Records contained in a dataset:
* * * * * * * * *

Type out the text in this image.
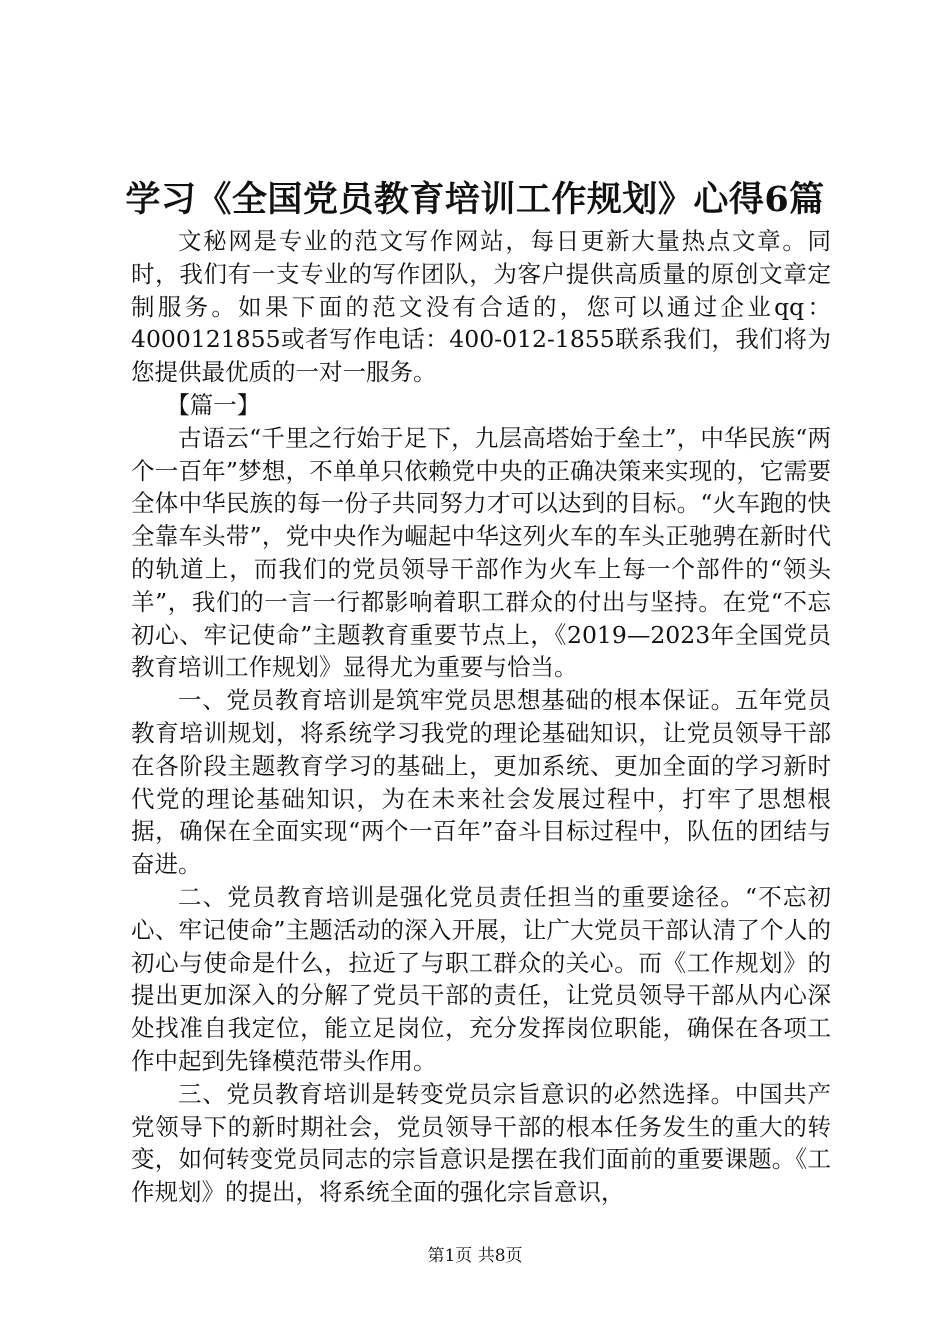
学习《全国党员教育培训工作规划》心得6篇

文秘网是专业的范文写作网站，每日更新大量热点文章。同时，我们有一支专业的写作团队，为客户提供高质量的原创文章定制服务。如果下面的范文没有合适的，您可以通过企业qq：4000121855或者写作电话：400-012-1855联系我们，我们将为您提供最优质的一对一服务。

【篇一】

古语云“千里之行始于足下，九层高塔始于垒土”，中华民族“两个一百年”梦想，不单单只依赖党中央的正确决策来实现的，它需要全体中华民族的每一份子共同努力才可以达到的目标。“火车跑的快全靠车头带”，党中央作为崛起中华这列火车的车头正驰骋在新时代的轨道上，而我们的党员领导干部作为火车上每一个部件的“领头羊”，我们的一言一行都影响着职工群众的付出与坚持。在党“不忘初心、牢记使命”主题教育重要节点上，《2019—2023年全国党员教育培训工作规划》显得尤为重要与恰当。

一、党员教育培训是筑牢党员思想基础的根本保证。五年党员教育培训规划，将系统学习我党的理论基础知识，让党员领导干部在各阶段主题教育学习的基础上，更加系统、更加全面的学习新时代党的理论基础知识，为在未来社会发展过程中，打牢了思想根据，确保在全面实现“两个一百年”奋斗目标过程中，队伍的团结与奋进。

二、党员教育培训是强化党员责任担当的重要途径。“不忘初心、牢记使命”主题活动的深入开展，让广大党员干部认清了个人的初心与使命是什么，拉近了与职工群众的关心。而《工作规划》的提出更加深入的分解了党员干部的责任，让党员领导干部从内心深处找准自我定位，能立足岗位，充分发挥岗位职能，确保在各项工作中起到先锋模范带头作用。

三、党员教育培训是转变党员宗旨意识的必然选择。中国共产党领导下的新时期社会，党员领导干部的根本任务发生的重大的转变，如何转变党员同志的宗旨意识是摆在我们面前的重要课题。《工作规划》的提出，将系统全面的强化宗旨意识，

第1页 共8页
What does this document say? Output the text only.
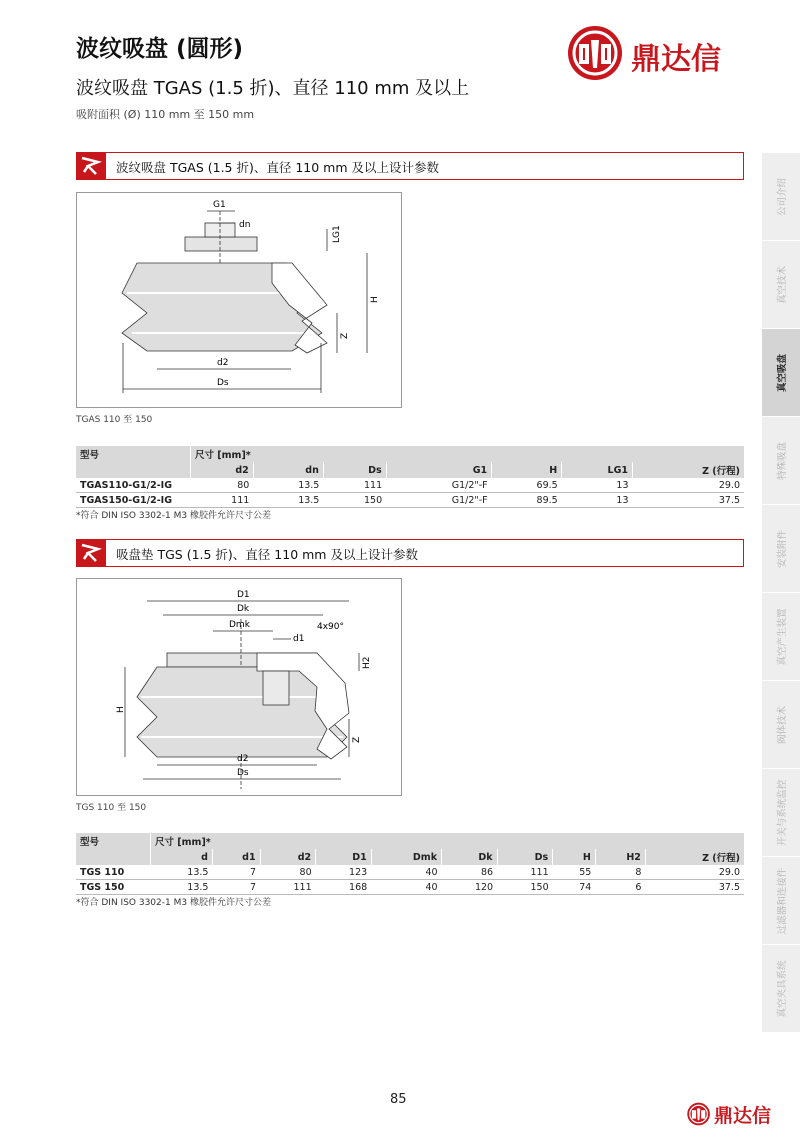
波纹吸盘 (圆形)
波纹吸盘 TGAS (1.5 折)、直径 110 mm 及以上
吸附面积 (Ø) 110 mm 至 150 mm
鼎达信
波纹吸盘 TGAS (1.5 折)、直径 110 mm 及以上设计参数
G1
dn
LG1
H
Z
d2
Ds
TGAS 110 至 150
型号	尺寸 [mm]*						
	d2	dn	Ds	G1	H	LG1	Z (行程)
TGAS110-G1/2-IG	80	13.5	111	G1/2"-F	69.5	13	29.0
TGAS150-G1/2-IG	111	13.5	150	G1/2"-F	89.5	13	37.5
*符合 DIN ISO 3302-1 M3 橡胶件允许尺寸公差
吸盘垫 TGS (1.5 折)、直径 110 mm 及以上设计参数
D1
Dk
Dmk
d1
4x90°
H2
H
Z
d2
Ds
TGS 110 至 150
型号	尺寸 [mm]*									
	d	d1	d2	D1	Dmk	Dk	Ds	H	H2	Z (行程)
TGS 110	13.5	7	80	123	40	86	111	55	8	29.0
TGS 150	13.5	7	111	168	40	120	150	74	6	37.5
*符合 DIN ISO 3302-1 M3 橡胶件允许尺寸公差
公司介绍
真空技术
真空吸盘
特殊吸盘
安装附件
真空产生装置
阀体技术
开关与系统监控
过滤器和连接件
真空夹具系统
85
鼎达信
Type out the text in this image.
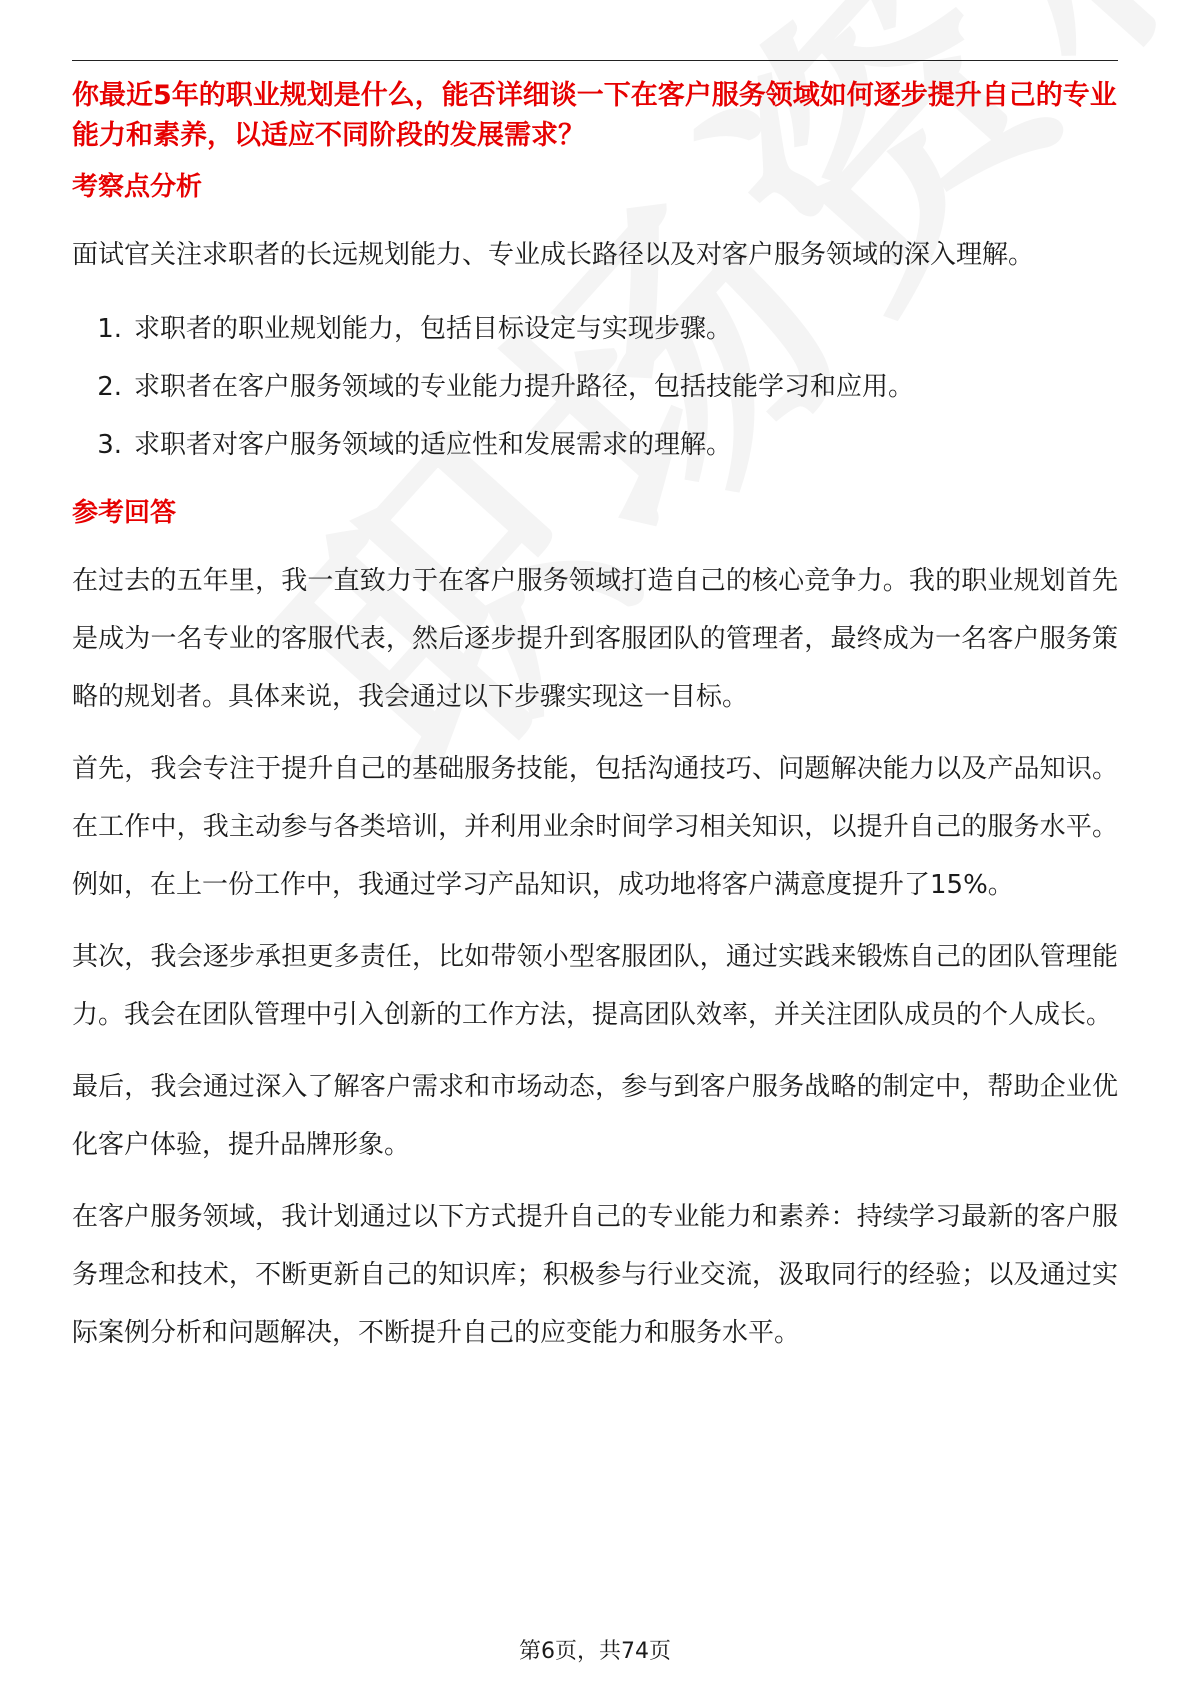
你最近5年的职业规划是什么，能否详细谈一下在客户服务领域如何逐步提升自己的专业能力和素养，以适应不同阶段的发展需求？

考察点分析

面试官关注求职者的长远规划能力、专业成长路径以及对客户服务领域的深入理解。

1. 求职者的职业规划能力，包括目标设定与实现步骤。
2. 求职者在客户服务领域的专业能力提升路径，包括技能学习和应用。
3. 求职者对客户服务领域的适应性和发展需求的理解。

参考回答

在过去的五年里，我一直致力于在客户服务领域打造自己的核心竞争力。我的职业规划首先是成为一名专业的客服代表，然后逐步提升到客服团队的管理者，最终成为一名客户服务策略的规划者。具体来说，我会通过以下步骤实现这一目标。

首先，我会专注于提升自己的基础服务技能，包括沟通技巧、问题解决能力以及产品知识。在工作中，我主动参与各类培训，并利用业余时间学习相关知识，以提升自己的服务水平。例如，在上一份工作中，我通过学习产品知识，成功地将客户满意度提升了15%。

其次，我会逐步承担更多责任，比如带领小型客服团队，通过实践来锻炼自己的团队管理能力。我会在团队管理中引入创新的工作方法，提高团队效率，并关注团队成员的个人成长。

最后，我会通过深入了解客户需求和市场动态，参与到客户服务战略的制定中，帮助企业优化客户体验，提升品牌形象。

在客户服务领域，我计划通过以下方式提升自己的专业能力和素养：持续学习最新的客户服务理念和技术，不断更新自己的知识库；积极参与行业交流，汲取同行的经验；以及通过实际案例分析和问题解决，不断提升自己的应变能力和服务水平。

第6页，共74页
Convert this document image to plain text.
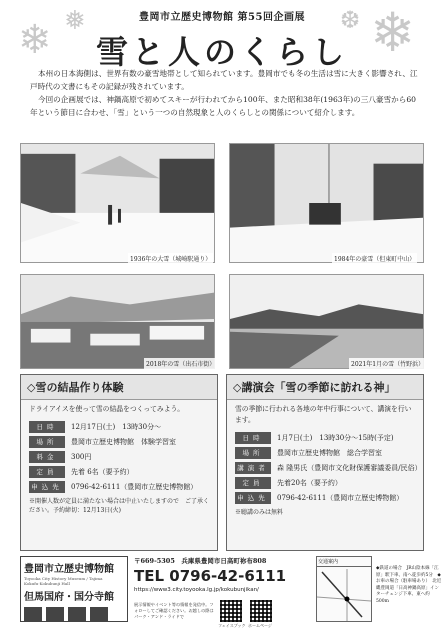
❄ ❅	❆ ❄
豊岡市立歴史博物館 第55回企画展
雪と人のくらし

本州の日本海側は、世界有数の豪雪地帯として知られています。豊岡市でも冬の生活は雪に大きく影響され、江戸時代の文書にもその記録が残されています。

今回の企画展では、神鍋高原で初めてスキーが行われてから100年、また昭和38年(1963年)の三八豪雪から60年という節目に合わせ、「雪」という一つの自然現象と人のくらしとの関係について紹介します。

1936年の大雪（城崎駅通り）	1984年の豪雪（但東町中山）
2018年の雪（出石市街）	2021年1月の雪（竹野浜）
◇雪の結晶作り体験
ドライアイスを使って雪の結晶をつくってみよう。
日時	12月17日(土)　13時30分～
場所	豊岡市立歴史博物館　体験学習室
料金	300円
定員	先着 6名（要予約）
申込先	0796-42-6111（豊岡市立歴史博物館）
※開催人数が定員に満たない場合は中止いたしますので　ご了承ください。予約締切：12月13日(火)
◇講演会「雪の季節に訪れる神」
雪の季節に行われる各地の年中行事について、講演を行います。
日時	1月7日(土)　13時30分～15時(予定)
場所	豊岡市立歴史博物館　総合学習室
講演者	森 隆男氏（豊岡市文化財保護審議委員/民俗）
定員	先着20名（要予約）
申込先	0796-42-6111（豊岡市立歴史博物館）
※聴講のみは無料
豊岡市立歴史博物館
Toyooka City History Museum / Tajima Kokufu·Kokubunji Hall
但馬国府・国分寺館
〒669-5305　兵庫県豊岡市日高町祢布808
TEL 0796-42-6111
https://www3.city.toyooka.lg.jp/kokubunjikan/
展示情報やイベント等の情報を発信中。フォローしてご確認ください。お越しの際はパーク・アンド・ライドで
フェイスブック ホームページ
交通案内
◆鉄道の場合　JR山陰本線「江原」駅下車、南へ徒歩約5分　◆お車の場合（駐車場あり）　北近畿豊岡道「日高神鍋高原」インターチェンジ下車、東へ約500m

* * * * * * * * *

§ What needs to be done: Reproduce the whole listing above word for word, but not its pictures.

§ Finished answer:
Type out the text in this image.
学习《全国党员教育培训工作规划》心得6篇

文秘网是专业的范文写作网站，每日更新大量热点文章。同时，我们有一支专业的写作团队，为客户提供高质量的原创文章定制服务。如果下面的范文没有合适的，您可以通过企业qq：4000121855或者写作电话：400-012-1855联系我们，我们将为您提供最优质的一对一服务。

【篇一】

古语云“千里之行始于足下，九层高塔始于垒土”，中华民族“两个一百年”梦想，不单单只依赖党中央的正确决策来实现的，它需要全体中华民族的每一份子共同努力才可以达到的目标。“火车跑的快全靠车头带”，党中央作为崛起中华这列火车的车头正驰骋在新时代的轨道上，而我们的党员领导干部作为火车上每一个部件的“领头羊”，我们的一言一行都影响着职工群众的付出与坚持。在党“不忘初心、牢记使命”主题教育重要节点上，《2019—2023年全国党员教育培训工作规划》显得尤为重要与恰当。

一、党员教育培训是筑牢党员思想基础的根本保证。五年党员教育培训规划，将系统学习我党的理论基础知识，让党员领导干部在各阶段主题教育学习的基础上，更加系统、更加全面的学习新时代党的理论基础知识，为在未来社会发展过程中，打牢了思想根据，确保在全面实现“两个一百年”奋斗目标过程中，队伍的团结与奋进。

二、党员教育培训是强化党员责任担当的重要途径。“不忘初心、牢记使命”主题活动的深入开展，让广大党员干部认清了个人的初心与使命是什么，拉近了与职工群众的关心。而《工作规划》的提出更加深入的分解了党员干部的责任，让党员领导干部从内心深处找准自我定位，能立足岗位，充分发挥岗位职能，确保在各项工作中起到先锋模范带头作用。

三、党员教育培训是转变党员宗旨意识的必然选择。中国共产党领导下的新时期社会，党员领导干部的根本任务发生的重大的转变，如何转变党员同志的宗旨意识是摆在我们面前的重要课题。《工作规划》的提出，将系统全面的强化宗旨意识，

第1页 共8页
What does this document say? Output the text only.
波纹吸盘 (圆形)
波纹吸盘 TGAS (1.5 折)、直径 110 mm 及以上
吸附面积 (Ø) 110 mm 至 150 mm
鼎达信
波纹吸盘 TGAS (1.5 折)、直径 110 mm 及以上设计参数
G1
dn
LG1
H
Z
d2
Ds
TGAS 110 至 150
型号	尺寸 [mm]*						
	d2	dn	Ds	G1	H	LG1	Z (行程)
TGAS110-G1/2-IG	80	13.5	111	G1/2"-F	69.5	13	29.0
TGAS150-G1/2-IG	111	13.5	150	G1/2"-F	89.5	13	37.5
*符合 DIN ISO 3302-1 M3 橡胶件允许尺寸公差
吸盘垫 TGS (1.5 折)、直径 110 mm 及以上设计参数
D1
Dk
Dmk
d1
4x90°
H2
H
Z
d2
Ds
TGS 110 至 150
型号	尺寸 [mm]*									
	d	d1	d2	D1	Dmk	Dk	Ds	H	H2	Z (行程)
TGS 110	13.5	7	80	123	40	86	111	55	8	29.0
TGS 150	13.5	7	111	168	40	120	150	74	6	37.5
*符合 DIN ISO 3302-1 M3 橡胶件允许尺寸公差
公司介绍
真空技术
真空吸盘
特殊吸盘
安装附件
真空产生装置
阀体技术
开关与系统监控
过滤器和连接件
真空夹具系统
85
鼎达信
Type out the text in this image.
你最近5年的职业规划是什么，能否详细谈一下在客户服务领域如何逐步提升自己的专业能力和素养，以适应不同阶段的发展需求？

考察点分析

面试官关注求职者的长远规划能力、专业成长路径以及对客户服务领域的深入理解。

1. 求职者的职业规划能力，包括目标设定与实现步骤。
2. 求职者在客户服务领域的专业能力提升路径，包括技能学习和应用。
3. 求职者对客户服务领域的适应性和发展需求的理解。

参考回答

在过去的五年里，我一直致力于在客户服务领域打造自己的核心竞争力。我的职业规划首先是成为一名专业的客服代表，然后逐步提升到客服团队的管理者，最终成为一名客户服务策略的规划者。具体来说，我会通过以下步骤实现这一目标。

首先，我会专注于提升自己的基础服务技能，包括沟通技巧、问题解决能力以及产品知识。在工作中，我主动参与各类培训，并利用业余时间学习相关知识，以提升自己的服务水平。例如，在上一份工作中，我通过学习产品知识，成功地将客户满意度提升了15%。

其次，我会逐步承担更多责任，比如带领小型客服团队，通过实践来锻炼自己的团队管理能力。我会在团队管理中引入创新的工作方法，提高团队效率，并关注团队成员的个人成长。

最后，我会通过深入了解客户需求和市场动态，参与到客户服务战略的制定中，帮助企业优化客户体验，提升品牌形象。

在客户服务领域，我计划通过以下方式提升自己的专业能力和素养：持续学习最新的客户服务理念和技术，不断更新自己的知识库；积极参与行业交流，汲取同行的经验；以及通过实际案例分析和问题解决，不断提升自己的应变能力和服务水平。

第6页，共74页
Convert this document image to plain text.
❄ ❅	❆ ❄
豊岡市立歴史博物館 第55回企画展
雪と人のくらし

本州の日本海側は、世界有数の豪雪地帯として知られています。豊岡市でも冬の生活は雪に大きく影響され、江戸時代の文書にもその記録が残されています。

今回の企画展では、神鍋高原で初めてスキーが行われてから100年、また昭和38年(1963年)の三八豪雪から60年という節目に合わせ、「雪」という一つの自然現象と人のくらしとの関係について紹介します。

1936年の大雪（城崎駅通り）	1984年の豪雪（但東町中山）
2018年の雪（出石市街）	2021年1月の雪（竹野浜）
◇雪の結晶作り体験
ドライアイスを使って雪の結晶をつくってみよう。
日時	12月17日(土)　13時30分～
場所	豊岡市立歴史博物館　体験学習室
料金	300円
定員	先着 6名（要予約）
申込先	0796-42-6111（豊岡市立歴史博物館）
※開催人数が定員に満たない場合は中止いたしますので　ご了承ください。予約締切：12月13日(火)
◇講演会「雪の季節に訪れる神」
雪の季節に行われる各地の年中行事について、講演を行います。
日時	1月7日(土)　13時30分～15時(予定)
場所	豊岡市立歴史博物館　総合学習室
講演者	森 隆男氏（豊岡市文化財保護審議委員/民俗）
定員	先着20名（要予約）
申込先	0796-42-6111（豊岡市立歴史博物館）
※聴講のみは無料
豊岡市立歴史博物館
Toyooka City History Museum / Tajima Kokufu·Kokubunji Hall
但馬国府・国分寺館
〒669-5305　兵庫県豊岡市日高町祢布808
TEL 0796-42-6111
https://www3.city.toyooka.lg.jp/kokubunjikan/
展示情報やイベント等の情報を発信中。フォローしてご確認ください。お越しの際はパーク・アンド・ライドで
フェイスブック ホームページ
交通案内
◆鉄道の場合　JR山陰本線「江原」駅下車、南へ徒歩約5分　◆お車の場合（駐車場あり）　北近畿豊岡道「日高神鍋高原」インターチェンジ下車、東へ約500m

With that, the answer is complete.